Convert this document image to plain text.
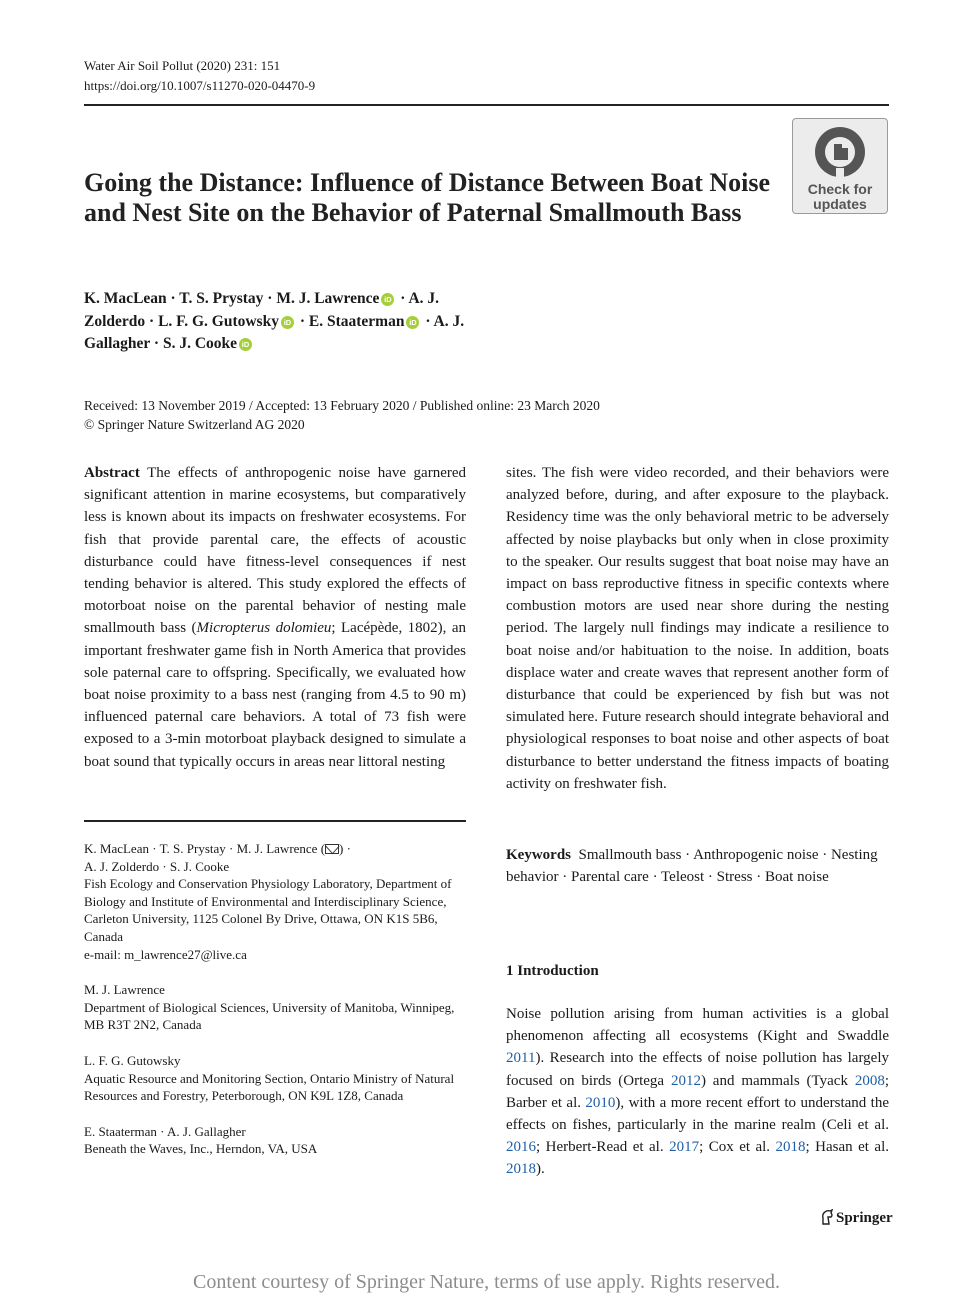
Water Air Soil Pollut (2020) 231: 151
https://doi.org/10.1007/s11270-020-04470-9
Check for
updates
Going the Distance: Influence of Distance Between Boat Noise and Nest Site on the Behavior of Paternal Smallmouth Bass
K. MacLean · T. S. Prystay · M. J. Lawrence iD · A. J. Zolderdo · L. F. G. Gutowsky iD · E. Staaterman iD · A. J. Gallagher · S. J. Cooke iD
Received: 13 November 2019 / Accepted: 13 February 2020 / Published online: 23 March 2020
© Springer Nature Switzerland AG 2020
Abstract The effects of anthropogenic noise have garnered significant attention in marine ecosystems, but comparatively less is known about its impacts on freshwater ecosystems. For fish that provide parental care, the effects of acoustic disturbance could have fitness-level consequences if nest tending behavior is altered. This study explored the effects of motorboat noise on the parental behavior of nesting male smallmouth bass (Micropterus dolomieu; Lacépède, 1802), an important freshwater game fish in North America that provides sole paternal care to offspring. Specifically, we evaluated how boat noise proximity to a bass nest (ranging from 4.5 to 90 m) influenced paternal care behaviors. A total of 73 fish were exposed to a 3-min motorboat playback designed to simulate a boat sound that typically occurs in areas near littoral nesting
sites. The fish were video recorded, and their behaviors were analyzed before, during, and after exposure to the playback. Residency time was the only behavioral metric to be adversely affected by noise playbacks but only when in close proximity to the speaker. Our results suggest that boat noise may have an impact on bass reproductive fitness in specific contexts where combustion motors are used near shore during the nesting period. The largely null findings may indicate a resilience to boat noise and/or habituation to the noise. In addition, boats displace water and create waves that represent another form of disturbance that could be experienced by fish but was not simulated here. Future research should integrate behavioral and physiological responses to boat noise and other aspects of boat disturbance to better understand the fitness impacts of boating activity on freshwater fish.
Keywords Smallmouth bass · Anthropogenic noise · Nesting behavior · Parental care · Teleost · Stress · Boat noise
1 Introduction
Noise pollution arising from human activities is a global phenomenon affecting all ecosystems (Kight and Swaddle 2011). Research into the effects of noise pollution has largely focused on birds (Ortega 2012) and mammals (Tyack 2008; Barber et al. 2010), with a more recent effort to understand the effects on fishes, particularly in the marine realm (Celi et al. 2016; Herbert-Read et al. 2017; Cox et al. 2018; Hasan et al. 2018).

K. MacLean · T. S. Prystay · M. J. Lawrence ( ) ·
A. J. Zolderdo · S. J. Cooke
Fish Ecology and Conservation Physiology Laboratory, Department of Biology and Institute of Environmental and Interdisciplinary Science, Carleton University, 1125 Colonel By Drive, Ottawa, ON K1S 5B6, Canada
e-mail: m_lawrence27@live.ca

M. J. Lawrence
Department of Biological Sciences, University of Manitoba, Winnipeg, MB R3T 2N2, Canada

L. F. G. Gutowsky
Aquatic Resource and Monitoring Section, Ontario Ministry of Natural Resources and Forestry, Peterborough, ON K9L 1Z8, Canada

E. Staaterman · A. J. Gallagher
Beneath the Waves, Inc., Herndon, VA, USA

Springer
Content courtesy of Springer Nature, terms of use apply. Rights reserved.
###
*Set exercise*. Omit every picture while copying the listing above exactly.

*Correct output*.
Convert this document image to plain text.
Water Air Soil Pollut (2020) 231: 151
https://doi.org/10.1007/s11270-020-04470-9
Check for
updates
Going the Distance: Influence of Distance Between Boat Noise and Nest Site on the Behavior of Paternal Smallmouth Bass
K. MacLean · T. S. Prystay · M. J. Lawrence iD · A. J. Zolderdo · L. F. G. Gutowsky iD · E. Staaterman iD · A. J. Gallagher · S. J. Cooke iD
Received: 13 November 2019 / Accepted: 13 February 2020 / Published online: 23 March 2020
© Springer Nature Switzerland AG 2020
Abstract The effects of anthropogenic noise have garnered significant attention in marine ecosystems, but comparatively less is known about its impacts on freshwater ecosystems. For fish that provide parental care, the effects of acoustic disturbance could have fitness-level consequences if nest tending behavior is altered. This study explored the effects of motorboat noise on the parental behavior of nesting male smallmouth bass (Micropterus dolomieu; Lacépède, 1802), an important freshwater game fish in North America that provides sole paternal care to offspring. Specifically, we evaluated how boat noise proximity to a bass nest (ranging from 4.5 to 90 m) influenced paternal care behaviors. A total of 73 fish were exposed to a 3-min motorboat playback designed to simulate a boat sound that typically occurs in areas near littoral nesting
sites. The fish were video recorded, and their behaviors were analyzed before, during, and after exposure to the playback. Residency time was the only behavioral metric to be adversely affected by noise playbacks but only when in close proximity to the speaker. Our results suggest that boat noise may have an impact on bass reproductive fitness in specific contexts where combustion motors are used near shore during the nesting period. The largely null findings may indicate a resilience to boat noise and/or habituation to the noise. In addition, boats displace water and create waves that represent another form of disturbance that could be experienced by fish but was not simulated here. Future research should integrate behavioral and physiological responses to boat noise and other aspects of boat disturbance to better understand the fitness impacts of boating activity on freshwater fish.
Keywords Smallmouth bass · Anthropogenic noise · Nesting behavior · Parental care · Teleost · Stress · Boat noise
1 Introduction
Noise pollution arising from human activities is a global phenomenon affecting all ecosystems (Kight and Swaddle 2011). Research into the effects of noise pollution has largely focused on birds (Ortega 2012) and mammals (Tyack 2008; Barber et al. 2010), with a more recent effort to understand the effects on fishes, particularly in the marine realm (Celi et al. 2016; Herbert-Read et al. 2017; Cox et al. 2018; Hasan et al. 2018).

K. MacLean · T. S. Prystay · M. J. Lawrence ( ) ·
A. J. Zolderdo · S. J. Cooke
Fish Ecology and Conservation Physiology Laboratory, Department of Biology and Institute of Environmental and Interdisciplinary Science, Carleton University, 1125 Colonel By Drive, Ottawa, ON K1S 5B6, Canada
e-mail: m_lawrence27@live.ca

M. J. Lawrence
Department of Biological Sciences, University of Manitoba, Winnipeg, MB R3T 2N2, Canada

L. F. G. Gutowsky
Aquatic Resource and Monitoring Section, Ontario Ministry of Natural Resources and Forestry, Peterborough, ON K9L 1Z8, Canada

E. Staaterman · A. J. Gallagher
Beneath the Waves, Inc., Herndon, VA, USA

Springer
Content courtesy of Springer Nature, terms of use apply. Rights reserved.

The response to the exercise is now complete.